Prompt:
Find each line with the word "name" in it, then give the total alone.
··· Dataset entries ···
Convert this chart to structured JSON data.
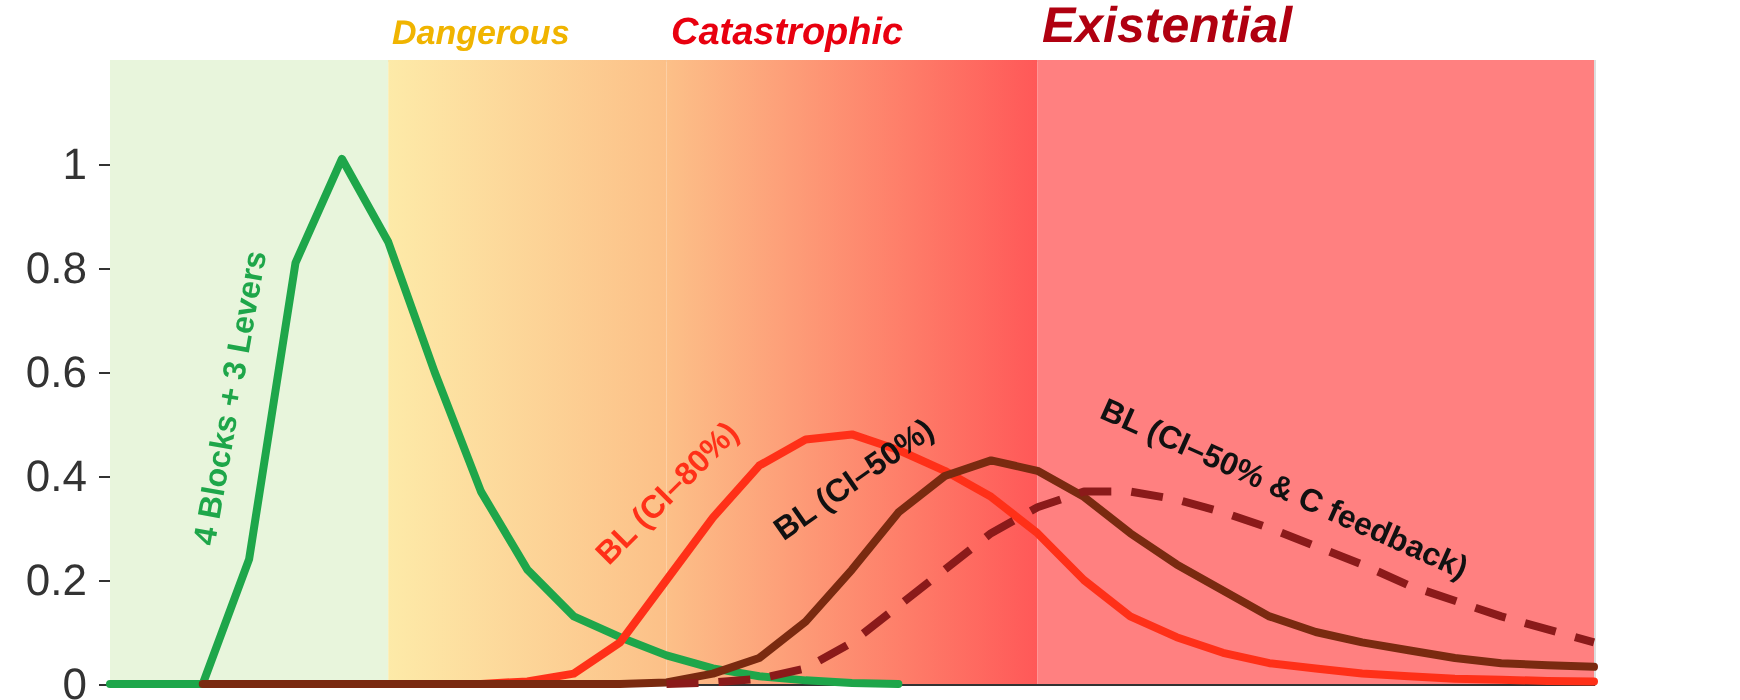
{
  "chart_data": {
    "type": "line",
    "categories": [
      null,
      null,
      null,
      null,
      null,
      null,
      null,
      null,
      null,
      null,
      null,
      null,
      null,
      null,
      null,
      null,
      null,
      null,
      null,
      null,
      null,
      null,
      null,
      null,
      null,
      null,
      null,
      null,
      null,
      null,
      null,
      null,
      null
    ],
    "ylim": [
      0,
      1.2
    ],
    "yticks": [
      0,
      0.2,
      0.4,
      0.6,
      0.8,
      1
    ],
    "tick_labels": "y",
    "annotations": [
      "Dangerous",
      "Catastrophic",
      "Existential"
    ],
    "series": [
      {
        "name": "4 Blocks + 3 Levers",
        "color": "#1ea64a",
        "values": [
          0,
          0,
          0,
          0.24,
          0.81,
          1.01,
          0.85,
          0.6,
          0.37,
          0.22,
          0.13,
          0.09,
          0.055,
          0.03,
          0.015,
          0.007,
          0.002,
          0,
          null,
          null,
          null,
          null,
          null,
          null,
          null,
          null,
          null,
          null,
          null,
          null,
          null,
          null,
          null
        ]
      },
      {
        "name": "BL (CI–80%)",
        "color": "#ff3018",
        "values": [
          null,
          null,
          null,
          null,
          null,
          null,
          0,
          0,
          0,
          0.005,
          0.02,
          0.08,
          0.2,
          0.32,
          0.42,
          0.47,
          0.48,
          0.45,
          0.41,
          0.36,
          0.29,
          0.2,
          0.13,
          0.09,
          0.06,
          0.04,
          0.03,
          0.02,
          0.015,
          0.01,
          0.008,
          0.006,
          0.005
        ]
      },
      {
        "name": "BL (CI–50%)",
        "color": "#7a2a10",
        "values": [
          null,
          null,
          0,
          0,
          0,
          0,
          0,
          0,
          0,
          0,
          0,
          0,
          0.003,
          0.02,
          0.05,
          0.12,
          0.22,
          0.33,
          0.4,
          0.43,
          0.41,
          0.36,
          0.29,
          0.23,
          0.18,
          0.13,
          0.1,
          0.08,
          0.065,
          0.05,
          0.04,
          0.036,
          0.033
        ]
      },
      {
        "name": "BL (CI–50% & C feedback)",
        "color": "#8b1a1a",
        "line_style": "dashed",
        "values": [
          null,
          null,
          null,
          null,
          null,
          null,
          null,
          null,
          null,
          null,
          null,
          null,
          0,
          0.003,
          0.01,
          0.03,
          0.08,
          0.15,
          0.22,
          0.29,
          0.34,
          0.37,
          0.37,
          0.355,
          0.33,
          0.3,
          0.265,
          0.23,
          0.19,
          0.16,
          0.13,
          0.105,
          0.08
        ]
      }
    ]
  }
}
···
Output below:
4